SET TASK: Any pictures in the records below should be skipped; write out everything else exactly.

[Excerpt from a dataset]
——
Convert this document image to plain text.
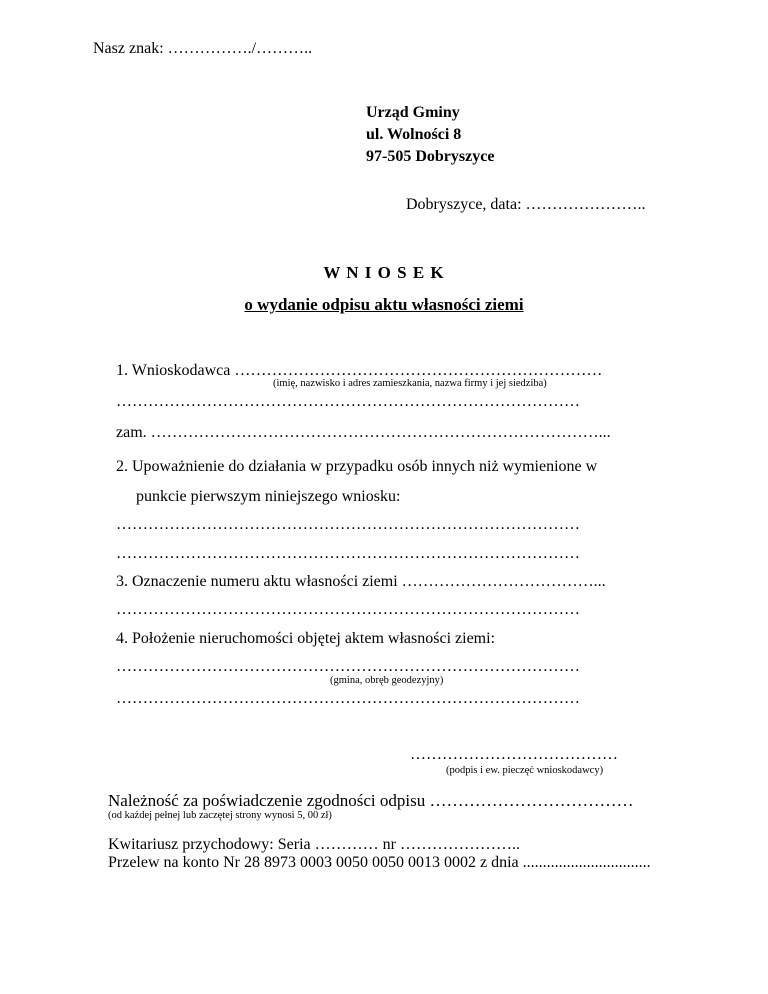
Nasz znak: ……………./………..
Urząd Gminy
ul. Wolności 8
97-505 Dobryszyce
Dobryszyce, data: …………………..
W N I O S E K
o wydanie odpisu aktu własności ziemi
1. Wnioskodawca ……………………………………………………………
(imię, nazwisko i adres zamieszkania, nazwa firmy i jej siedziba)
……………………………………………………………………………
zam. …………………………………………………………………………...
2. Upoważnienie do działania w przypadku osób innych niż wymienione w
punkcie pierwszym niniejszego wniosku:
……………………………………………………………………………
……………………………………………………………………………
3. Oznaczenie numeru aktu własności ziemi ………………………………...
……………………………………………………………………………
4. Położenie nieruchomości objętej aktem własności ziemi:
……………………………………………………………………………
(gmina, obręb geodezyjny)
……………………………………………………………………………
…………………………………
(podpis i ew. pieczęć wnioskodawcy)
Należność za poświadczenie zgodności odpisu ………………………………
(od każdej pełnej lub zaczętej strony wynosi 5, 00 zł)
Kwitariusz przychodowy: Seria ………… nr …………………..
Przelew na konto Nr 28 8973 0003 0050 0050 0013 0002 z dnia ................................
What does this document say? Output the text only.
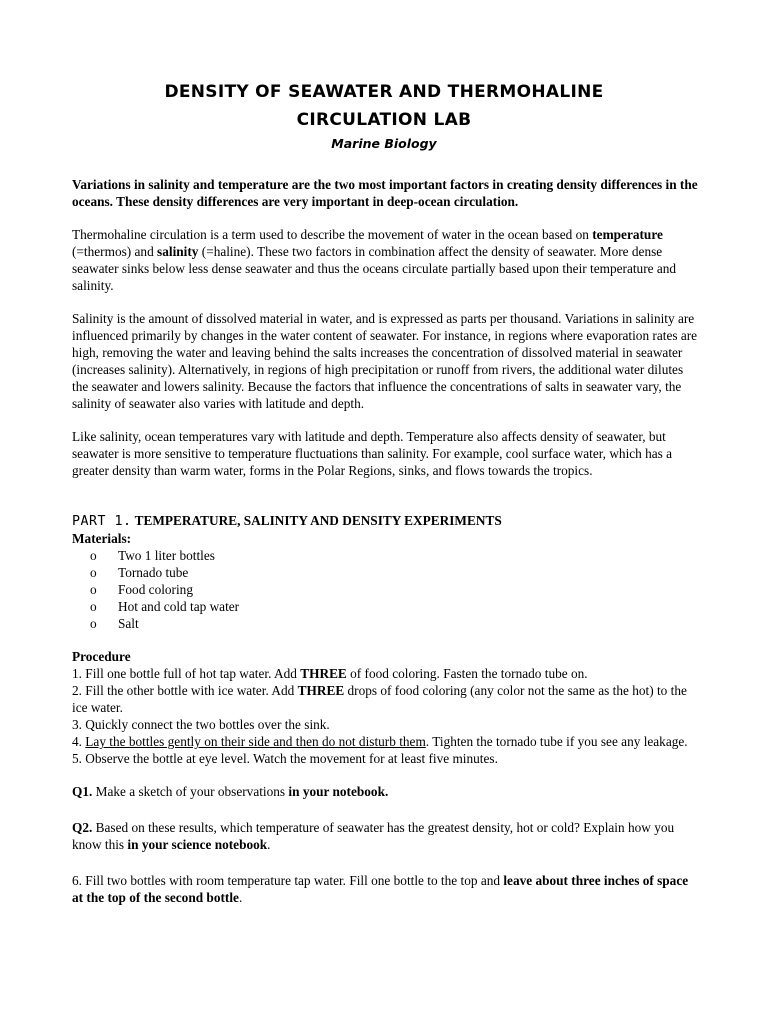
DENSITY OF SEAWATER AND THERMOHALINE
CIRCULATION LAB
Marine Biology

Variations in salinity and temperature are the two most important factors in creating density differences in the oceans. These density differences are very important in deep-ocean circulation.

Thermohaline circulation is a term used to describe the movement of water in the ocean based on temperature (=thermos) and salinity (=haline). These two factors in combination affect the density of seawater. More dense seawater sinks below less dense seawater and thus the oceans circulate partially based upon their temperature and salinity.

Salinity is the amount of dissolved material in water, and is expressed as parts per thousand. Variations in salinity are influenced primarily by changes in the water content of seawater. For instance, in regions where evaporation rates are high, removing the water and leaving behind the salts increases the concentration of dissolved material in seawater (increases salinity). Alternatively, in regions of high precipitation or runoff from rivers, the additional water dilutes the seawater and lowers salinity. Because the factors that influence the concentrations of salts in seawater vary, the salinity of seawater also varies with latitude and depth.

Like salinity, ocean temperatures vary with latitude and depth. Temperature also affects density of seawater, but seawater is more sensitive to temperature fluctuations than salinity. For example, cool surface water, which has a greater density than warm water, forms in the Polar Regions, sinks, and flows towards the tropics.

PART 1. TEMPERATURE, SALINITY AND DENSITY EXPERIMENTS
Materials:
o Two 1 liter bottles
o Tornado tube
o Food coloring
o Hot and cold tap water
o Salt
Procedure
1. Fill one bottle full of hot tap water. Add THREE of food coloring. Fasten the tornado tube on.
2. Fill the other bottle with ice water. Add THREE drops of food coloring (any color not the same as the hot) to the ice water.
3. Quickly connect the two bottles over the sink.
4. Lay the bottles gently on their side and then do not disturb them. Tighten the tornado tube if you see any leakage.
5. Observe the bottle at eye level. Watch the movement for at least five minutes.

Q1. Make a sketch of your observations in your notebook.

Q2. Based on these results, which temperature of seawater has the greatest density, hot or cold? Explain how you know this in your science notebook.

6. Fill two bottles with room temperature tap water. Fill one bottle to the top and leave about three inches of space at the top of the second bottle.
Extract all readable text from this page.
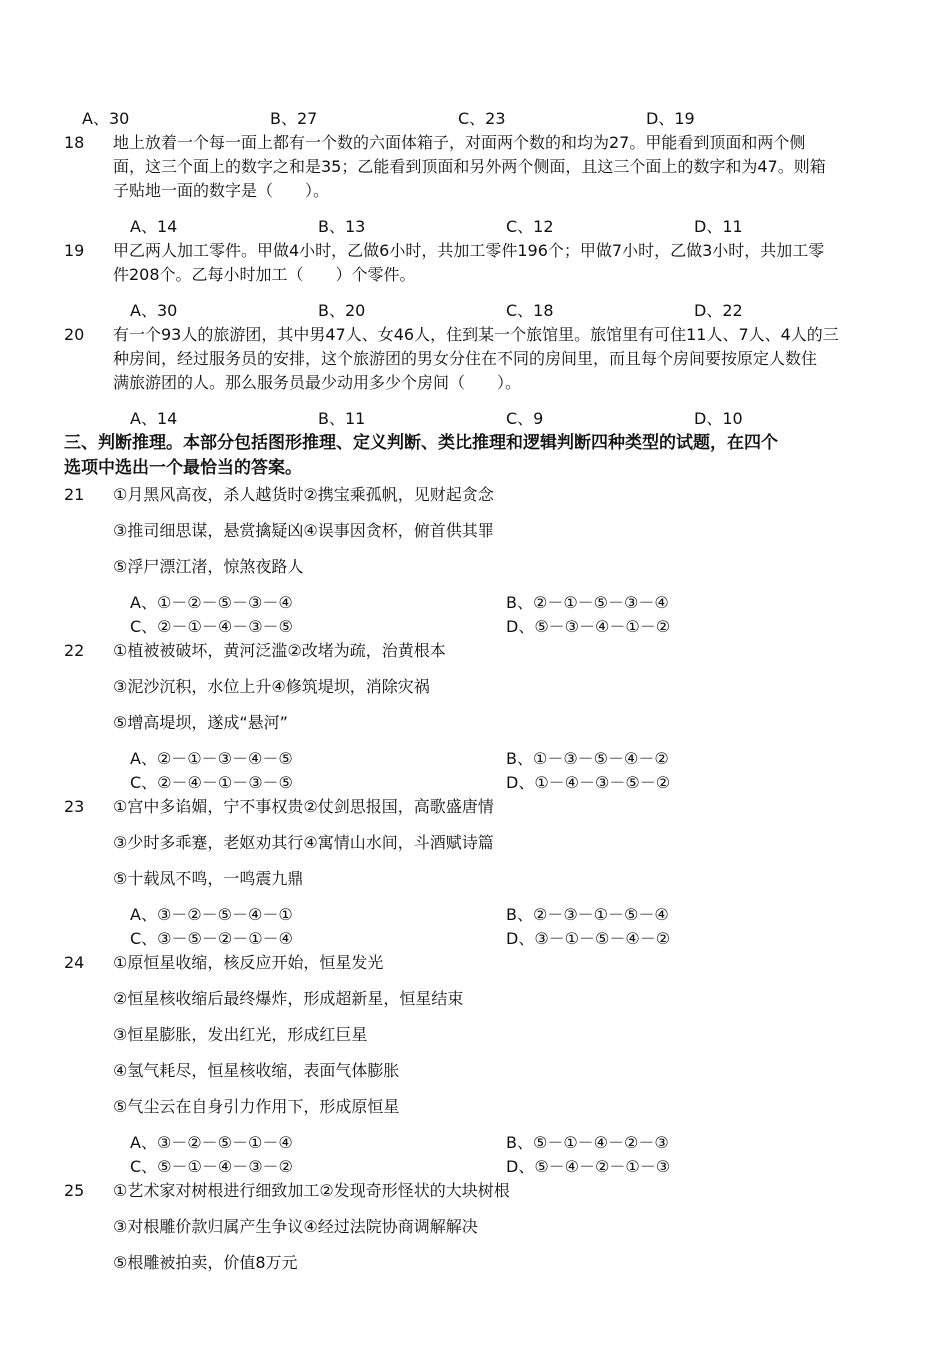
A、30	B、27	C、23	D、19
18 地上放着一个每一面上都有一个数的六面体箱子，对面两个数的和均为27。甲能看到顶面和两个侧
面，这三个面上的数字之和是35；乙能看到顶面和另外两个侧面，且这三个面上的数字和为47。则箱
子贴地一面的数字是（　　）。
A、14	B、13	C、12	D、11
19 甲乙两人加工零件。甲做4小时，乙做6小时，共加工零件196个；甲做7小时，乙做3小时，共加工零
件208个。乙每小时加工（　　）个零件。
A、30	B、20	C、18	D、22
20 有一个93人的旅游团，其中男47人、女46人，住到某一个旅馆里。旅馆里有可住11人、7人、4人的三
种房间，经过服务员的安排，这个旅游团的男女分住在不同的房间里，而且每个房间要按原定人数住
满旅游团的人。那么服务员最少动用多少个房间（　　）。
A、14	B、11	C、9	D、10
三、判断推理。本部分包括图形推理、定义判断、类比推理和逻辑判断四种类型的试题，在四个
选项中选出一个最恰当的答案。
21 ①月黑风高夜，杀人越货时②携宝乘孤帆，见财起贪念
③推司细思谋，悬赏擒疑凶④误事因贪杯，俯首供其罪
⑤浮尸漂江渚，惊煞夜路人
A、①－②－⑤－③－④	B、②－①－⑤－③－④
C、②－①－④－③－⑤	D、⑤－③－④－①－②
22 ①植被被破坏，黄河泛滥②改堵为疏，治黄根本
③泥沙沉积，水位上升④修筑堤坝，消除灾祸
⑤增高堤坝，遂成“悬河”
A、②－①－③－④－⑤	B、①－③－⑤－④－②
C、②－④－①－③－⑤	D、①－④－③－⑤－②
23 ①宫中多谄媚，宁不事权贵②仗剑思报国，高歌盛唐情
③少时多乖蹇，老妪劝其行④寓情山水间，斗酒赋诗篇
⑤十载凤不鸣，一鸣震九鼎
A、③－②－⑤－④－①	B、②－③－①－⑤－④
C、③－⑤－②－①－④	D、③－①－⑤－④－②
24 ①原恒星收缩，核反应开始，恒星发光
②恒星核收缩后最终爆炸，形成超新星，恒星结束
③恒星膨胀，发出红光，形成红巨星
④氢气耗尽，恒星核收缩，表面气体膨胀
⑤气尘云在自身引力作用下，形成原恒星
A、③－②－⑤－①－④	B、⑤－①－④－②－③
C、⑤－①－④－③－②	D、⑤－④－②－①－③
25 ①艺术家对树根进行细致加工②发现奇形怪状的大块树根
③对根雕价款归属产生争议④经过法院协商调解解决
⑤根雕被拍卖，价值8万元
——
OUTPUT:
Convert this document image to plain text.
Nasz znak: ……………./………..
Urząd Gminy
ul. Wolności 8
97-505 Dobryszyce
Dobryszyce, data: …………………..
W N I O S E K
o wydanie odpisu aktu własności ziemi
1. Wnioskodawca ……………………………………………………………
(imię, nazwisko i adres zamieszkania, nazwa firmy i jej siedziba)
……………………………………………………………………………
zam. …………………………………………………………………………...
2. Upoważnienie do działania w przypadku osób innych niż wymienione w
punkcie pierwszym niniejszego wniosku:
……………………………………………………………………………
……………………………………………………………………………
3. Oznaczenie numeru aktu własności ziemi ………………………………...
……………………………………………………………………………
4. Położenie nieruchomości objętej aktem własności ziemi:
……………………………………………………………………………
(gmina, obręb geodezyjny)
……………………………………………………………………………
…………………………………
(podpis i ew. pieczęć wnioskodawcy)
Należność za poświadczenie zgodności odpisu ………………………………
(od każdej pełnej lub zaczętej strony wynosi 5, 00 zł)
Kwitariusz przychodowy: Seria ………… nr …………………..
Przelew na konto Nr 28 8973 0003 0050 0050 0013 0002 z dnia ................................
What does this document say? Output the text only.
DENSITY OF SEAWATER AND THERMOHALINE
CIRCULATION LAB
Marine Biology

Variations in salinity and temperature are the two most important factors in creating density differences in the oceans. These density differences are very important in deep-ocean circulation.

Thermohaline circulation is a term used to describe the movement of water in the ocean based on temperature (=thermos) and salinity (=haline). These two factors in combination affect the density of seawater. More dense seawater sinks below less dense seawater and thus the oceans circulate partially based upon their temperature and salinity.

Salinity is the amount of dissolved material in water, and is expressed as parts per thousand. Variations in salinity are influenced primarily by changes in the water content of seawater. For instance, in regions where evaporation rates are high, removing the water and leaving behind the salts increases the concentration of dissolved material in seawater (increases salinity). Alternatively, in regions of high precipitation or runoff from rivers, the additional water dilutes the seawater and lowers salinity. Because the factors that influence the concentrations of salts in seawater vary, the salinity of seawater also varies with latitude and depth.

Like salinity, ocean temperatures vary with latitude and depth. Temperature also affects density of seawater, but seawater is more sensitive to temperature fluctuations than salinity. For example, cool surface water, which has a greater density than warm water, forms in the Polar Regions, sinks, and flows towards the tropics.

PART 1. TEMPERATURE, SALINITY AND DENSITY EXPERIMENTS
Materials:
o Two 1 liter bottles
o Tornado tube
o Food coloring
o Hot and cold tap water
o Salt
Procedure
1. Fill one bottle full of hot tap water. Add THREE of food coloring. Fasten the tornado tube on.
2. Fill the other bottle with ice water. Add THREE drops of food coloring (any color not the same as the hot) to the ice water.
3. Quickly connect the two bottles over the sink.
4. Lay the bottles gently on their side and then do not disturb them. Tighten the tornado tube if you see any leakage.
5. Observe the bottle at eye level. Watch the movement for at least five minutes.

Q1. Make a sketch of your observations in your notebook.

Q2. Based on these results, which temperature of seawater has the greatest density, hot or cold? Explain how you know this in your science notebook.

6. Fill two bottles with room temperature tap water. Fill one bottle to the top and leave about three inches of space at the top of the second bottle.
Extract all readable text from this page.
A、30	B、27	C、23	D、19
18 地上放着一个每一面上都有一个数的六面体箱子，对面两个数的和均为27。甲能看到顶面和两个侧
面，这三个面上的数字之和是35；乙能看到顶面和另外两个侧面，且这三个面上的数字和为47。则箱
子贴地一面的数字是（　　）。
A、14	B、13	C、12	D、11
19 甲乙两人加工零件。甲做4小时，乙做6小时，共加工零件196个；甲做7小时，乙做3小时，共加工零
件208个。乙每小时加工（　　）个零件。
A、30	B、20	C、18	D、22
20 有一个93人的旅游团，其中男47人、女46人，住到某一个旅馆里。旅馆里有可住11人、7人、4人的三
种房间，经过服务员的安排，这个旅游团的男女分住在不同的房间里，而且每个房间要按原定人数住
满旅游团的人。那么服务员最少动用多少个房间（　　）。
A、14	B、11	C、9	D、10
三、判断推理。本部分包括图形推理、定义判断、类比推理和逻辑判断四种类型的试题，在四个
选项中选出一个最恰当的答案。
21 ①月黑风高夜，杀人越货时②携宝乘孤帆，见财起贪念
③推司细思谋，悬赏擒疑凶④误事因贪杯，俯首供其罪
⑤浮尸漂江渚，惊煞夜路人
A、①－②－⑤－③－④	B、②－①－⑤－③－④
C、②－①－④－③－⑤	D、⑤－③－④－①－②
22 ①植被被破坏，黄河泛滥②改堵为疏，治黄根本
③泥沙沉积，水位上升④修筑堤坝，消除灾祸
⑤增高堤坝，遂成“悬河”
A、②－①－③－④－⑤	B、①－③－⑤－④－②
C、②－④－①－③－⑤	D、①－④－③－⑤－②
23 ①宫中多谄媚，宁不事权贵②仗剑思报国，高歌盛唐情
③少时多乖蹇，老妪劝其行④寓情山水间，斗酒赋诗篇
⑤十载凤不鸣，一鸣震九鼎
A、③－②－⑤－④－①	B、②－③－①－⑤－④
C、③－⑤－②－①－④	D、③－①－⑤－④－②
24 ①原恒星收缩，核反应开始，恒星发光
②恒星核收缩后最终爆炸，形成超新星，恒星结束
③恒星膨胀，发出红光，形成红巨星
④氢气耗尽，恒星核收缩，表面气体膨胀
⑤气尘云在自身引力作用下，形成原恒星
A、③－②－⑤－①－④	B、⑤－①－④－②－③
C、⑤－①－④－③－②	D、⑤－④－②－①－③
25 ①艺术家对树根进行细致加工②发现奇形怪状的大块树根
③对根雕价款归属产生争议④经过法院协商调解解决
⑤根雕被拍卖，价值8万元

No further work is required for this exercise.